** BEGIN AVAILABLE RECORDS **
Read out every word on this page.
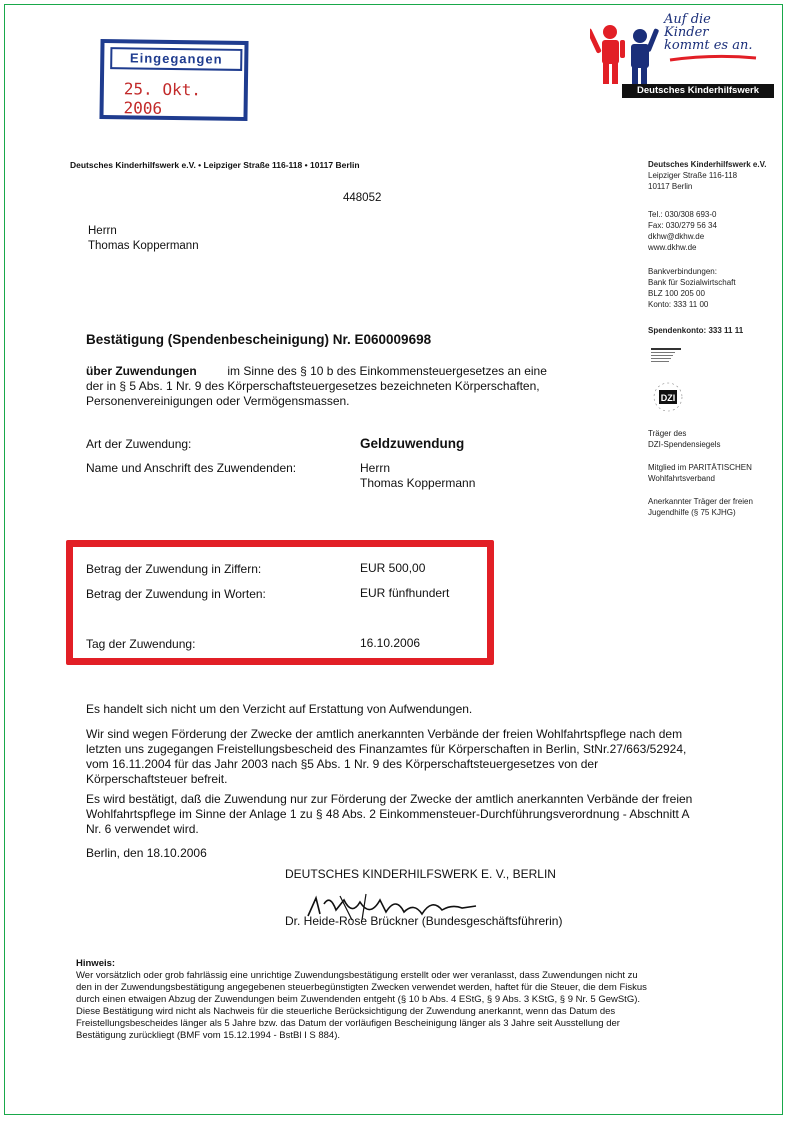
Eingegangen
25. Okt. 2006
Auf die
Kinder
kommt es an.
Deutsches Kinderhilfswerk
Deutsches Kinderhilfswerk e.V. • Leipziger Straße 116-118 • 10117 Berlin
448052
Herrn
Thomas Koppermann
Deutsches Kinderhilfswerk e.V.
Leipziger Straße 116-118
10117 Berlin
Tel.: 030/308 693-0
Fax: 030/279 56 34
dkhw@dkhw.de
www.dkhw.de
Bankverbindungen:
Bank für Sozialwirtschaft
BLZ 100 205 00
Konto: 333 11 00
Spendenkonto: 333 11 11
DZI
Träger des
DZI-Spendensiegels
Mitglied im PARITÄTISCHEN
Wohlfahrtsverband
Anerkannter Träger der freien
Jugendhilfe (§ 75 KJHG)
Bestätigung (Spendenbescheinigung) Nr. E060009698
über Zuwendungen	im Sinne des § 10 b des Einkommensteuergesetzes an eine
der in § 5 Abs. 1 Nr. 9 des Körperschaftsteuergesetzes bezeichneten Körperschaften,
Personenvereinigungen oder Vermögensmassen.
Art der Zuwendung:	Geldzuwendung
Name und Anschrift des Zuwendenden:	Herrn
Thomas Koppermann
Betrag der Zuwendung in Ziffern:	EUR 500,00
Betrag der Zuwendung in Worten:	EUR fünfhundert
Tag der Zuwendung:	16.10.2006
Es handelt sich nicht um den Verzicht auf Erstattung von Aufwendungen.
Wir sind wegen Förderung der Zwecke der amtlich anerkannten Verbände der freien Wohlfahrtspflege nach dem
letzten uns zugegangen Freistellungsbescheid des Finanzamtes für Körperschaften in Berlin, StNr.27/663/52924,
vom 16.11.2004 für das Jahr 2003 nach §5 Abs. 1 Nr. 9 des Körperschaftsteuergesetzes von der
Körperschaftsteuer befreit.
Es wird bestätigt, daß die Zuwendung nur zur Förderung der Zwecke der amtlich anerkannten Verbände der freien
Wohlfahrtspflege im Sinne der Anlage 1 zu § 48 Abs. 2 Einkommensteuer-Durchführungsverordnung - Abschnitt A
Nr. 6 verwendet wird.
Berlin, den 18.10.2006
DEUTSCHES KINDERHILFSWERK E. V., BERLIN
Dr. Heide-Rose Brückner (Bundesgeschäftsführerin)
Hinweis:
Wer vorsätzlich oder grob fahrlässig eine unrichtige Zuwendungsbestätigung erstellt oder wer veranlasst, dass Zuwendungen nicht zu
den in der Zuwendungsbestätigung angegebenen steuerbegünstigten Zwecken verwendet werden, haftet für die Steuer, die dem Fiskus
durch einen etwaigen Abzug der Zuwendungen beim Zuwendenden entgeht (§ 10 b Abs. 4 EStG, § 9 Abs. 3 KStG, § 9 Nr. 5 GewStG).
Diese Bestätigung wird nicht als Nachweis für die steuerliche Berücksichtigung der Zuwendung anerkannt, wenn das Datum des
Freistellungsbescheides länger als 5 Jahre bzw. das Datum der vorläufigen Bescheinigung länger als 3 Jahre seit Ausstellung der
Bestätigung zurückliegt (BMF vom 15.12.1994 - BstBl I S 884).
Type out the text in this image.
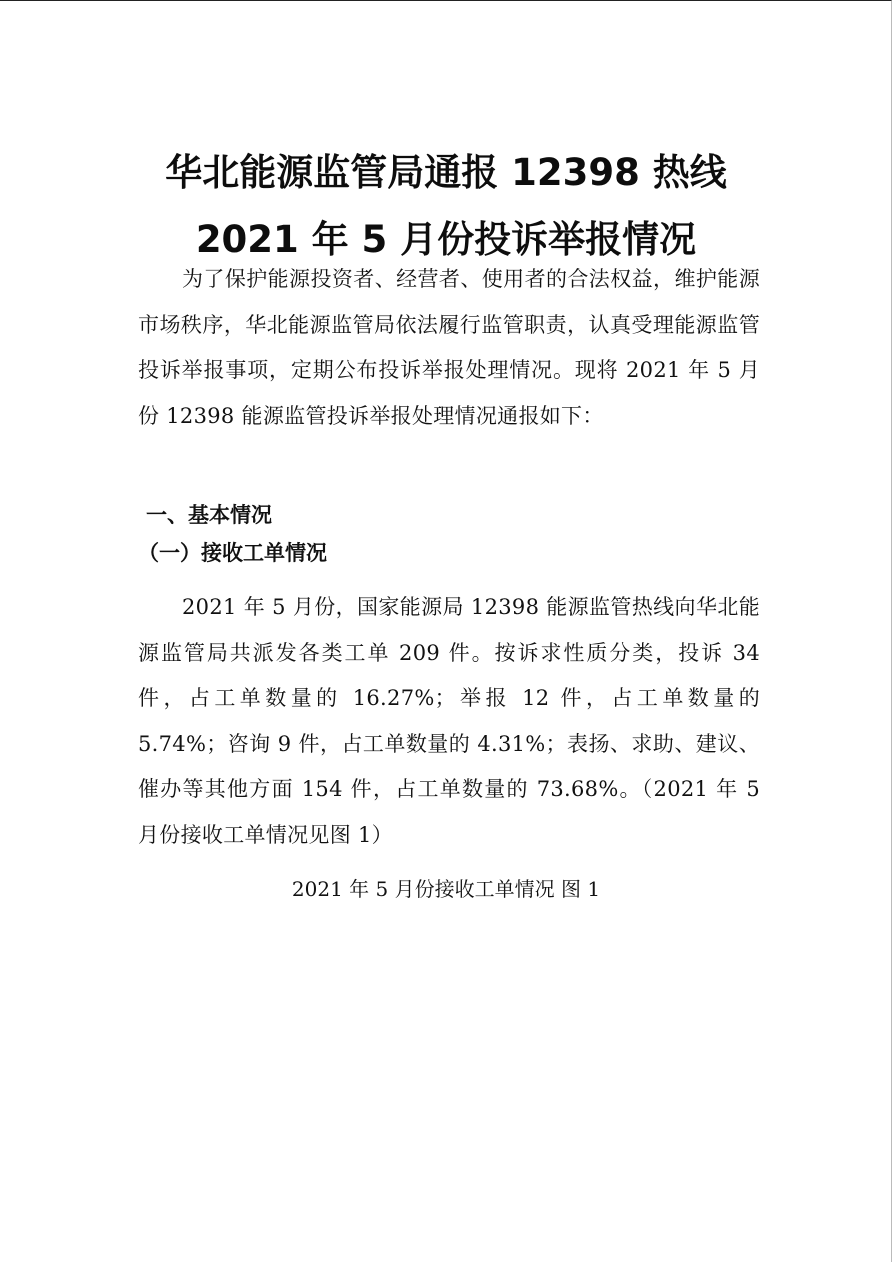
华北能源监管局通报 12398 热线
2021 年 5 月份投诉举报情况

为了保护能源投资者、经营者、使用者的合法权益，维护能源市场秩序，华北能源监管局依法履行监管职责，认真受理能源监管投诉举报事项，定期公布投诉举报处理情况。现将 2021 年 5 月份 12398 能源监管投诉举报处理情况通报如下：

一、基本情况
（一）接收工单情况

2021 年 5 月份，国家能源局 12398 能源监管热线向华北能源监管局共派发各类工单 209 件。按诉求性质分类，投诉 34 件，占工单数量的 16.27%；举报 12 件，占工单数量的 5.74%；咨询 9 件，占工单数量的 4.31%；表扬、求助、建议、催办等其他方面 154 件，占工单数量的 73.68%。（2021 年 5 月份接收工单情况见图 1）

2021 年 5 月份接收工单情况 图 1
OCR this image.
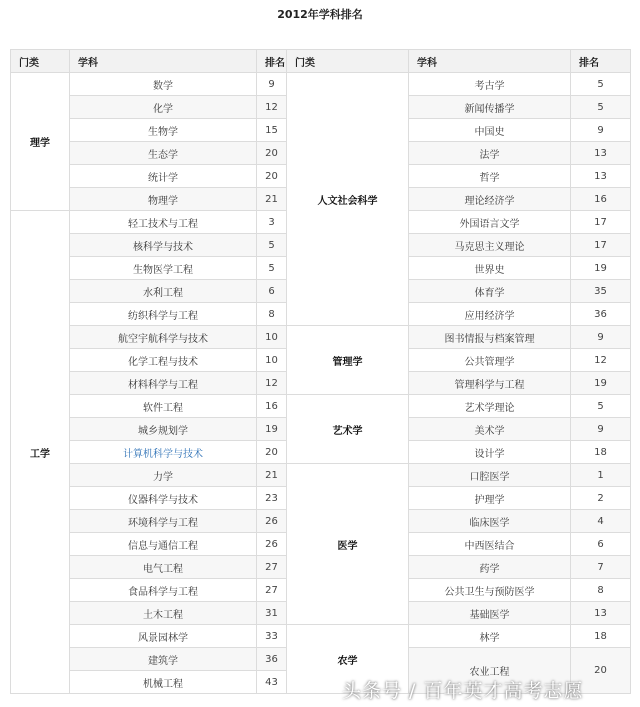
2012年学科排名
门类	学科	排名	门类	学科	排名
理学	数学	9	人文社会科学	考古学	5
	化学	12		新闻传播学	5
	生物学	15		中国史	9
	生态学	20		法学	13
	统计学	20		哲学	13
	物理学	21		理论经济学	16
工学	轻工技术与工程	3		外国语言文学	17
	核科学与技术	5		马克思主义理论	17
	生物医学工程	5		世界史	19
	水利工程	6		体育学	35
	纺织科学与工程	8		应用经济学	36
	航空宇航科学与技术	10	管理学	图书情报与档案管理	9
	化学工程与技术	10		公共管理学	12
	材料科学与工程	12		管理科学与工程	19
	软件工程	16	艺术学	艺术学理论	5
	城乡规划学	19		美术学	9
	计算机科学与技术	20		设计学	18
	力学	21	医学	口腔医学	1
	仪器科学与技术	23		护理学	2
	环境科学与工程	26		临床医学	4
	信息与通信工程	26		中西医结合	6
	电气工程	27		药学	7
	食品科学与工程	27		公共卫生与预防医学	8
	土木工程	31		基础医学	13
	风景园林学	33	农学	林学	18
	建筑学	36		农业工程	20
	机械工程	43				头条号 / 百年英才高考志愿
** END AVAILABLE RECORDS **
JOB ▸ Repeat verbatim the range of lines that opens at the line containing "Type out the text in this image." and closes at the last line of the entries, excluding all pictures.

OUTPUT BELOW ▸
Type out the text in this image.
华北能源监管局通报 12398 热线
2021 年 5 月份投诉举报情况

为了保护能源投资者、经营者、使用者的合法权益，维护能源市场秩序，华北能源监管局依法履行监管职责，认真受理能源监管投诉举报事项，定期公布投诉举报处理情况。现将 2021 年 5 月份 12398 能源监管投诉举报处理情况通报如下：

一、基本情况
（一）接收工单情况

2021 年 5 月份，国家能源局 12398 能源监管热线向华北能源监管局共派发各类工单 209 件。按诉求性质分类，投诉 34 件，占工单数量的 16.27%；举报 12 件，占工单数量的 5.74%；咨询 9 件，占工单数量的 4.31%；表扬、求助、建议、催办等其他方面 154 件，占工单数量的 73.68%。（2021 年 5 月份接收工单情况见图 1）

2021 年 5 月份接收工单情况 图 1
OCR this image.
2012年学科排名
门类	学科	排名	门类	学科	排名
理学	数学	9	人文社会科学	考古学	5
	化学	12		新闻传播学	5
	生物学	15		中国史	9
	生态学	20		法学	13
	统计学	20		哲学	13
	物理学	21		理论经济学	16
工学	轻工技术与工程	3		外国语言文学	17
	核科学与技术	5		马克思主义理论	17
	生物医学工程	5		世界史	19
	水利工程	6		体育学	35
	纺织科学与工程	8		应用经济学	36
	航空宇航科学与技术	10	管理学	图书情报与档案管理	9
	化学工程与技术	10		公共管理学	12
	材料科学与工程	12		管理科学与工程	19
	软件工程	16	艺术学	艺术学理论	5
	城乡规划学	19		美术学	9
	计算机科学与技术	20		设计学	18
	力学	21	医学	口腔医学	1
	仪器科学与技术	23		护理学	2
	环境科学与工程	26		临床医学	4
	信息与通信工程	26		中西医结合	6
	电气工程	27		药学	7
	食品科学与工程	27		公共卫生与预防医学	8
	土木工程	31		基础医学	13
	风景园林学	33	农学	林学	18
	建筑学	36		农业工程	20
	机械工程	43				头条号 / 百年英才高考志愿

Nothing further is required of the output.